YOUR INSTRUCTIONS: Print all the records exactly, please.

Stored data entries

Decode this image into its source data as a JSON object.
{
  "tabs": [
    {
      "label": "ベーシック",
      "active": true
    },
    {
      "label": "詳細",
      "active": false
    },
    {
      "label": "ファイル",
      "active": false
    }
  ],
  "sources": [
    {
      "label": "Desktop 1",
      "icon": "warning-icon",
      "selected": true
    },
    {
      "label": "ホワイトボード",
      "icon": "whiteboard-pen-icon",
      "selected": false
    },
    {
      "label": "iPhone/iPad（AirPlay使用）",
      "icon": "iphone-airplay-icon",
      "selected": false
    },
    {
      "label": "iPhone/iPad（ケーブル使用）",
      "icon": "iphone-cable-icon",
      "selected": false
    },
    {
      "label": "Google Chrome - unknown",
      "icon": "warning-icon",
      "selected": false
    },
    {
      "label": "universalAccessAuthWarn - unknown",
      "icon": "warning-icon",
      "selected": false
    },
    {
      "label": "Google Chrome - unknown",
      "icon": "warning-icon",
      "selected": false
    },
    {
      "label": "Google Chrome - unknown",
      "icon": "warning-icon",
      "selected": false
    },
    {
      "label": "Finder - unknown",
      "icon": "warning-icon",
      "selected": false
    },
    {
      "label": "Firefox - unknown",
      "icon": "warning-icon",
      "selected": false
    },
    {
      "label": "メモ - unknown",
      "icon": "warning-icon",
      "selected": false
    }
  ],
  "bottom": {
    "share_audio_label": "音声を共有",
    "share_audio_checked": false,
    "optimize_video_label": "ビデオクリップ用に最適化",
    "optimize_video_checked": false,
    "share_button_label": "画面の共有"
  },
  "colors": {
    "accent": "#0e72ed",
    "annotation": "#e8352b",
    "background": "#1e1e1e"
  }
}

EXERCISE OUTPUT:
Decode this image into its source data as a JSON object.
{
  "tabs": [
    {
      "label": "ベーシック",
      "active": true
    },
    {
      "label": "詳細",
      "active": false
    },
    {
      "label": "ファイル",
      "active": false
    }
  ],
  "sources": [
    {
      "label": "Desktop 1",
      "icon": "warning-icon",
      "selected": true
    },
    {
      "label": "ホワイトボード",
      "icon": "whiteboard-pen-icon",
      "selected": false
    },
    {
      "label": "iPhone/iPad（AirPlay使用）",
      "icon": "iphone-airplay-icon",
      "selected": false
    },
    {
      "label": "iPhone/iPad（ケーブル使用）",
      "icon": "iphone-cable-icon",
      "selected": false
    },
    {
      "label": "Google Chrome - unknown",
      "icon": "warning-icon",
      "selected": false
    },
    {
      "label": "universalAccessAuthWarn - unknown",
      "icon": "warning-icon",
      "selected": false
    },
    {
      "label": "Google Chrome - unknown",
      "icon": "warning-icon",
      "selected": false
    },
    {
      "label": "Google Chrome - unknown",
      "icon": "warning-icon",
      "selected": false
    },
    {
      "label": "Finder - unknown",
      "icon": "warning-icon",
      "selected": false
    },
    {
      "label": "Firefox - unknown",
      "icon": "warning-icon",
      "selected": false
    },
    {
      "label": "メモ - unknown",
      "icon": "warning-icon",
      "selected": false
    }
  ],
  "bottom": {
    "share_audio_label": "音声を共有",
    "share_audio_checked": false,
    "optimize_video_label": "ビデオクリップ用に最適化",
    "optimize_video_checked": false,
    "share_button_label": "画面の共有"
  },
  "colors": {
    "accent": "#0e72ed",
    "annotation": "#e8352b",
    "background": "#1e1e1e"
  }
}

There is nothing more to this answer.